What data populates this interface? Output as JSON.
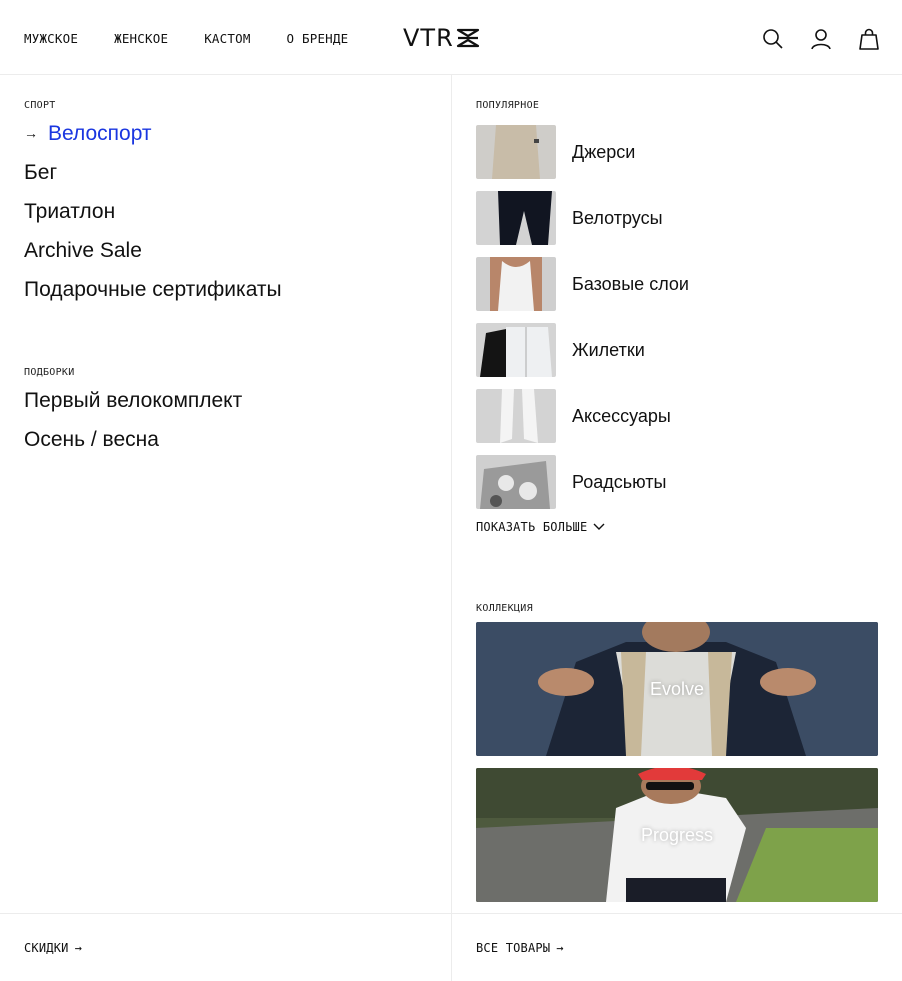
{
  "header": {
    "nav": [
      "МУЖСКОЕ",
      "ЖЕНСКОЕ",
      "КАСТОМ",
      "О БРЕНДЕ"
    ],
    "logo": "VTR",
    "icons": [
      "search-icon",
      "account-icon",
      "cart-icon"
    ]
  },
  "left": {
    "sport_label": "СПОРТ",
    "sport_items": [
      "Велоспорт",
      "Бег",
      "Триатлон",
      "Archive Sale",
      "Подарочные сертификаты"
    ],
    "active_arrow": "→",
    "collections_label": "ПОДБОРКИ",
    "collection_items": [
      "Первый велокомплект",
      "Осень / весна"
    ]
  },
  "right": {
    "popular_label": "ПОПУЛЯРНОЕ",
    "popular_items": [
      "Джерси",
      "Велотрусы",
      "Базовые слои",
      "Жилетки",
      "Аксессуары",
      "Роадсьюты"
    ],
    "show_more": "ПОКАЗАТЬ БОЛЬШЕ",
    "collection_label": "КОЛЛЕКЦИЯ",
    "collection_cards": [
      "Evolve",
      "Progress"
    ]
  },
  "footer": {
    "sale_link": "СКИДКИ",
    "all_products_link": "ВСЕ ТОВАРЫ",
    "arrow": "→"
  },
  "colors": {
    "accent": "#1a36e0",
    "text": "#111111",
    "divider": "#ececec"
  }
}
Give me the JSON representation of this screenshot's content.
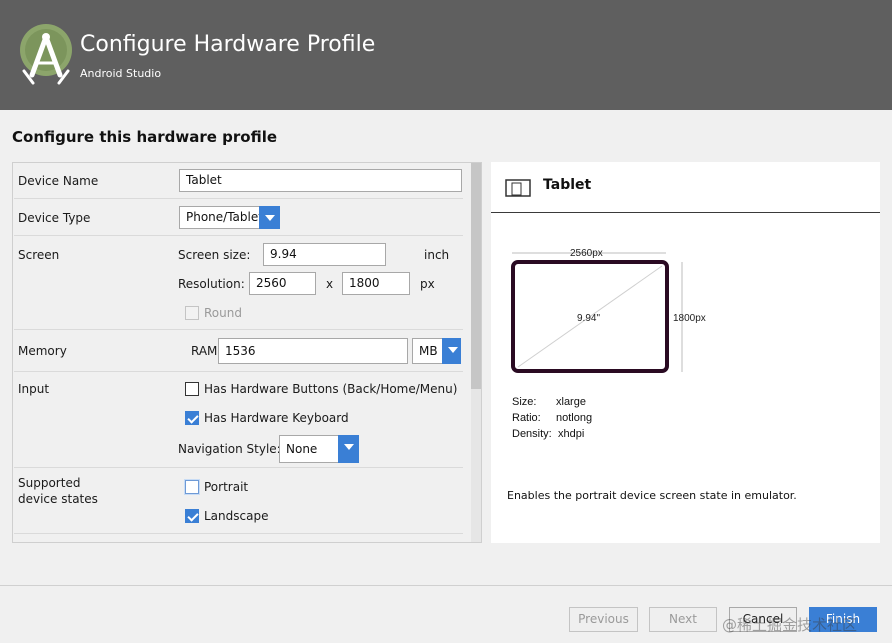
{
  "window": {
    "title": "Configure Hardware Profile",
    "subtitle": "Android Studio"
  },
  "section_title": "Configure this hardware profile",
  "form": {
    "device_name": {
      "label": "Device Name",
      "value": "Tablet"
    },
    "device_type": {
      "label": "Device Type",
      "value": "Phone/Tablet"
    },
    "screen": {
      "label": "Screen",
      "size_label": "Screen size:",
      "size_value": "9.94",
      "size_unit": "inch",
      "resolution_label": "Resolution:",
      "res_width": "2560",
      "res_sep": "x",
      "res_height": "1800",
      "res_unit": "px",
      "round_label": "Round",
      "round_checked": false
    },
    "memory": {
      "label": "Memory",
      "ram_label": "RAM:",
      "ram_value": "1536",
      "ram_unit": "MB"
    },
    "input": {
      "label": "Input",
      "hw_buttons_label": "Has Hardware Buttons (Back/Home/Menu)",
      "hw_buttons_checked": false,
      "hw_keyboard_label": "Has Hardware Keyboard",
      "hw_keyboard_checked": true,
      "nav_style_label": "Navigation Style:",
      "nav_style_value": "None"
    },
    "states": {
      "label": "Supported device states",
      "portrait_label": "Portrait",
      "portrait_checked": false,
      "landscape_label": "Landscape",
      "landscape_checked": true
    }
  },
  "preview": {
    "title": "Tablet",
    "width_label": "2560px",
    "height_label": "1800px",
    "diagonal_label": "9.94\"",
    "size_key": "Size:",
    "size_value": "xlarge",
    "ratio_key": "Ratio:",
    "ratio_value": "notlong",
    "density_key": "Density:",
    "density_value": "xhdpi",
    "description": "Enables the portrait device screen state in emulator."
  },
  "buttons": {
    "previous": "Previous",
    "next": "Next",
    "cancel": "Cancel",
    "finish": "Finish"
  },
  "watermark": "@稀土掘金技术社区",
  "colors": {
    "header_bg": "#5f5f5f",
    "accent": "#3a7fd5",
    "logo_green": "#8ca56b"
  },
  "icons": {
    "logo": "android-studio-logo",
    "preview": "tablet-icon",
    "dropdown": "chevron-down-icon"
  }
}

» Goal
Transcribe the complete set of entries verbatim. No pictures belong in the copy.

» Task answer
What data populates this interface? Output as JSON.
{
  "header": {
    "nav": [
      "МУЖСКОЕ",
      "ЖЕНСКОЕ",
      "КАСТОМ",
      "О БРЕНДЕ"
    ],
    "logo": "VTR",
    "icons": [
      "search-icon",
      "account-icon",
      "cart-icon"
    ]
  },
  "left": {
    "sport_label": "СПОРТ",
    "sport_items": [
      "Велоспорт",
      "Бег",
      "Триатлон",
      "Archive Sale",
      "Подарочные сертификаты"
    ],
    "active_arrow": "→",
    "collections_label": "ПОДБОРКИ",
    "collection_items": [
      "Первый велокомплект",
      "Осень / весна"
    ]
  },
  "right": {
    "popular_label": "ПОПУЛЯРНОЕ",
    "popular_items": [
      "Джерси",
      "Велотрусы",
      "Базовые слои",
      "Жилетки",
      "Аксессуары",
      "Роадсьюты"
    ],
    "show_more": "ПОКАЗАТЬ БОЛЬШЕ",
    "collection_label": "КОЛЛЕКЦИЯ",
    "collection_cards": [
      "Evolve",
      "Progress"
    ]
  },
  "footer": {
    "sale_link": "СКИДКИ",
    "all_products_link": "ВСЕ ТОВАРЫ",
    "arrow": "→"
  },
  "colors": {
    "accent": "#1a36e0",
    "text": "#111111",
    "divider": "#ececec"
  }
}
Give me the JSON representation of this screenshot's content.
{
  "window": {
    "title": "Configure Hardware Profile",
    "subtitle": "Android Studio"
  },
  "section_title": "Configure this hardware profile",
  "form": {
    "device_name": {
      "label": "Device Name",
      "value": "Tablet"
    },
    "device_type": {
      "label": "Device Type",
      "value": "Phone/Tablet"
    },
    "screen": {
      "label": "Screen",
      "size_label": "Screen size:",
      "size_value": "9.94",
      "size_unit": "inch",
      "resolution_label": "Resolution:",
      "res_width": "2560",
      "res_sep": "x",
      "res_height": "1800",
      "res_unit": "px",
      "round_label": "Round",
      "round_checked": false
    },
    "memory": {
      "label": "Memory",
      "ram_label": "RAM:",
      "ram_value": "1536",
      "ram_unit": "MB"
    },
    "input": {
      "label": "Input",
      "hw_buttons_label": "Has Hardware Buttons (Back/Home/Menu)",
      "hw_buttons_checked": false,
      "hw_keyboard_label": "Has Hardware Keyboard",
      "hw_keyboard_checked": true,
      "nav_style_label": "Navigation Style:",
      "nav_style_value": "None"
    },
    "states": {
      "label": "Supported device states",
      "portrait_label": "Portrait",
      "portrait_checked": false,
      "landscape_label": "Landscape",
      "landscape_checked": true
    }
  },
  "preview": {
    "title": "Tablet",
    "width_label": "2560px",
    "height_label": "1800px",
    "diagonal_label": "9.94\"",
    "size_key": "Size:",
    "size_value": "xlarge",
    "ratio_key": "Ratio:",
    "ratio_value": "notlong",
    "density_key": "Density:",
    "density_value": "xhdpi",
    "description": "Enables the portrait device screen state in emulator."
  },
  "buttons": {
    "previous": "Previous",
    "next": "Next",
    "cancel": "Cancel",
    "finish": "Finish"
  },
  "watermark": "@稀土掘金技术社区",
  "colors": {
    "header_bg": "#5f5f5f",
    "accent": "#3a7fd5",
    "logo_green": "#8ca56b"
  },
  "icons": {
    "logo": "android-studio-logo",
    "preview": "tablet-icon",
    "dropdown": "chevron-down-icon"
  }
}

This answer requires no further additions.